Write out each entry, exactly the way it appears.

* Begin The data *

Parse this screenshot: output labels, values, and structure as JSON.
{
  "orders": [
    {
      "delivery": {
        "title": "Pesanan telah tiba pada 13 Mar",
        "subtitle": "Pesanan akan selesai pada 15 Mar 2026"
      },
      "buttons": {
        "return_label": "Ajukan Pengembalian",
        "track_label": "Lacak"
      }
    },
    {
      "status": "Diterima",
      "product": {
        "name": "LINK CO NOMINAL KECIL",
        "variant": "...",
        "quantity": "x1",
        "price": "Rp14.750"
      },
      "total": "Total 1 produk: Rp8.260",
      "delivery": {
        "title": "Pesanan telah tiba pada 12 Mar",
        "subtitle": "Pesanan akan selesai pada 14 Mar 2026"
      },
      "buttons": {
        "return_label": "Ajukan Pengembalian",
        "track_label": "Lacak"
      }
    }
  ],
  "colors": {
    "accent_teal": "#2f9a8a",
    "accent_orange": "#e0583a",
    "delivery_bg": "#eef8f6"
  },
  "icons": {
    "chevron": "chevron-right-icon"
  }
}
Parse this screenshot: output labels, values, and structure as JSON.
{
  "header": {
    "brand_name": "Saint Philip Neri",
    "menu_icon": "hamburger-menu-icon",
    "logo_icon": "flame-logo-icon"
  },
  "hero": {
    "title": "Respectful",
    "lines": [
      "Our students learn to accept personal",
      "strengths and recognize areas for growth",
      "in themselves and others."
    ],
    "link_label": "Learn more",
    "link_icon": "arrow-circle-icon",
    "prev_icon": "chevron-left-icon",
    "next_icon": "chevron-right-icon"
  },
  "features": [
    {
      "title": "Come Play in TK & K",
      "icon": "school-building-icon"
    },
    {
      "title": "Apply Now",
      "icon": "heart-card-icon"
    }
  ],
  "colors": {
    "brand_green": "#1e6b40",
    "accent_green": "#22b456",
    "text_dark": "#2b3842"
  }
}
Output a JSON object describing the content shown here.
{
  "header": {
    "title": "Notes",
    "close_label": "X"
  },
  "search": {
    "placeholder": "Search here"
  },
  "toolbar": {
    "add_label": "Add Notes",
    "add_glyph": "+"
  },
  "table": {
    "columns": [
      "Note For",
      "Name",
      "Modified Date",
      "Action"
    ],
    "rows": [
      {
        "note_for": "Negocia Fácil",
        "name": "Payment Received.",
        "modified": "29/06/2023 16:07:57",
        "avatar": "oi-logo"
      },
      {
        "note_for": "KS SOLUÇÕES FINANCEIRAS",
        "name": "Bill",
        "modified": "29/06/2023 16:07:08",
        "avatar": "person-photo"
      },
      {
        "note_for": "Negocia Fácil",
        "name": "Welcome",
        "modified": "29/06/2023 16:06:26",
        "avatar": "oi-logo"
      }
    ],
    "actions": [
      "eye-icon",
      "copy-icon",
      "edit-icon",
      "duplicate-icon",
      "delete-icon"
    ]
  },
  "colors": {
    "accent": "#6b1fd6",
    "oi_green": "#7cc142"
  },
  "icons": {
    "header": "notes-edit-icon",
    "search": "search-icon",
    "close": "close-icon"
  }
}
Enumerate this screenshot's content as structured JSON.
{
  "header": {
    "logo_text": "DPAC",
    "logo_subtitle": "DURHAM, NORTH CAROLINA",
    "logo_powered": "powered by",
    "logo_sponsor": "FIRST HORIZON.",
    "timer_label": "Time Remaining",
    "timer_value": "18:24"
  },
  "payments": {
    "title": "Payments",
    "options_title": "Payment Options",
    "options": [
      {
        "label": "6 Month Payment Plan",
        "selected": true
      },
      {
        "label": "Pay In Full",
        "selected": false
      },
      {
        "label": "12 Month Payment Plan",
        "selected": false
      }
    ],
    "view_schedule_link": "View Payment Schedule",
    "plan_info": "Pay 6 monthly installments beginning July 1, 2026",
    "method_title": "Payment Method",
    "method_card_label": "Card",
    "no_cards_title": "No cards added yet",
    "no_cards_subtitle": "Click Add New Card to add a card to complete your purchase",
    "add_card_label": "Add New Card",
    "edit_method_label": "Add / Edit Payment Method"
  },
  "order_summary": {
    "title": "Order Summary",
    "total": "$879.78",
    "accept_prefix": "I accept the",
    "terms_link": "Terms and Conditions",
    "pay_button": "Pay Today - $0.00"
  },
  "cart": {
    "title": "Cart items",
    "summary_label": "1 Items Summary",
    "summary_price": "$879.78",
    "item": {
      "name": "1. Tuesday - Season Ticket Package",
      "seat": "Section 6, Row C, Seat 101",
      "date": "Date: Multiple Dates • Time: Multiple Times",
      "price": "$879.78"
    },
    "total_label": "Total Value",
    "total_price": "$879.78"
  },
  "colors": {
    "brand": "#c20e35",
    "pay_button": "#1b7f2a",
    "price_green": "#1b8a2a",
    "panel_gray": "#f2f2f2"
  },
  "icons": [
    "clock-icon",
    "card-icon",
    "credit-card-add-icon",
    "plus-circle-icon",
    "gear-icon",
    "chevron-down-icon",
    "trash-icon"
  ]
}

* End The data *

* Task solution:
Parse this screenshot: output labels, values, and structure as JSON.
{
  "orders": [
    {
      "delivery": {
        "title": "Pesanan telah tiba pada 13 Mar",
        "subtitle": "Pesanan akan selesai pada 15 Mar 2026"
      },
      "buttons": {
        "return_label": "Ajukan Pengembalian",
        "track_label": "Lacak"
      }
    },
    {
      "status": "Diterima",
      "product": {
        "name": "LINK CO NOMINAL KECIL",
        "variant": "...",
        "quantity": "x1",
        "price": "Rp14.750"
      },
      "total": "Total 1 produk: Rp8.260",
      "delivery": {
        "title": "Pesanan telah tiba pada 12 Mar",
        "subtitle": "Pesanan akan selesai pada 14 Mar 2026"
      },
      "buttons": {
        "return_label": "Ajukan Pengembalian",
        "track_label": "Lacak"
      }
    }
  ],
  "colors": {
    "accent_teal": "#2f9a8a",
    "accent_orange": "#e0583a",
    "delivery_bg": "#eef8f6"
  },
  "icons": {
    "chevron": "chevron-right-icon"
  }
}
Parse this screenshot: output labels, values, and structure as JSON.
{
  "header": {
    "brand_name": "Saint Philip Neri",
    "menu_icon": "hamburger-menu-icon",
    "logo_icon": "flame-logo-icon"
  },
  "hero": {
    "title": "Respectful",
    "lines": [
      "Our students learn to accept personal",
      "strengths and recognize areas for growth",
      "in themselves and others."
    ],
    "link_label": "Learn more",
    "link_icon": "arrow-circle-icon",
    "prev_icon": "chevron-left-icon",
    "next_icon": "chevron-right-icon"
  },
  "features": [
    {
      "title": "Come Play in TK & K",
      "icon": "school-building-icon"
    },
    {
      "title": "Apply Now",
      "icon": "heart-card-icon"
    }
  ],
  "colors": {
    "brand_green": "#1e6b40",
    "accent_green": "#22b456",
    "text_dark": "#2b3842"
  }
}
Output a JSON object describing the content shown here.
{
  "header": {
    "title": "Notes",
    "close_label": "X"
  },
  "search": {
    "placeholder": "Search here"
  },
  "toolbar": {
    "add_label": "Add Notes",
    "add_glyph": "+"
  },
  "table": {
    "columns": [
      "Note For",
      "Name",
      "Modified Date",
      "Action"
    ],
    "rows": [
      {
        "note_for": "Negocia Fácil",
        "name": "Payment Received.",
        "modified": "29/06/2023 16:07:57",
        "avatar": "oi-logo"
      },
      {
        "note_for": "KS SOLUÇÕES FINANCEIRAS",
        "name": "Bill",
        "modified": "29/06/2023 16:07:08",
        "avatar": "person-photo"
      },
      {
        "note_for": "Negocia Fácil",
        "name": "Welcome",
        "modified": "29/06/2023 16:06:26",
        "avatar": "oi-logo"
      }
    ],
    "actions": [
      "eye-icon",
      "copy-icon",
      "edit-icon",
      "duplicate-icon",
      "delete-icon"
    ]
  },
  "colors": {
    "accent": "#6b1fd6",
    "oi_green": "#7cc142"
  },
  "icons": {
    "header": "notes-edit-icon",
    "search": "search-icon",
    "close": "close-icon"
  }
}
Enumerate this screenshot's content as structured JSON.
{
  "header": {
    "logo_text": "DPAC",
    "logo_subtitle": "DURHAM, NORTH CAROLINA",
    "logo_powered": "powered by",
    "logo_sponsor": "FIRST HORIZON.",
    "timer_label": "Time Remaining",
    "timer_value": "18:24"
  },
  "payments": {
    "title": "Payments",
    "options_title": "Payment Options",
    "options": [
      {
        "label": "6 Month Payment Plan",
        "selected": true
      },
      {
        "label": "Pay In Full",
        "selected": false
      },
      {
        "label": "12 Month Payment Plan",
        "selected": false
      }
    ],
    "view_schedule_link": "View Payment Schedule",
    "plan_info": "Pay 6 monthly installments beginning July 1, 2026",
    "method_title": "Payment Method",
    "method_card_label": "Card",
    "no_cards_title": "No cards added yet",
    "no_cards_subtitle": "Click Add New Card to add a card to complete your purchase",
    "add_card_label": "Add New Card",
    "edit_method_label": "Add / Edit Payment Method"
  },
  "order_summary": {
    "title": "Order Summary",
    "total": "$879.78",
    "accept_prefix": "I accept the",
    "terms_link": "Terms and Conditions",
    "pay_button": "Pay Today - $0.00"
  },
  "cart": {
    "title": "Cart items",
    "summary_label": "1 Items Summary",
    "summary_price": "$879.78",
    "item": {
      "name": "1. Tuesday - Season Ticket Package",
      "seat": "Section 6, Row C, Seat 101",
      "date": "Date: Multiple Dates • Time: Multiple Times",
      "price": "$879.78"
    },
    "total_label": "Total Value",
    "total_price": "$879.78"
  },
  "colors": {
    "brand": "#c20e35",
    "pay_button": "#1b7f2a",
    "price_green": "#1b8a2a",
    "panel_gray": "#f2f2f2"
  },
  "icons": [
    "clock-icon",
    "card-icon",
    "credit-card-add-icon",
    "plus-circle-icon",
    "gear-icon",
    "chevron-down-icon",
    "trash-icon"
  ]
}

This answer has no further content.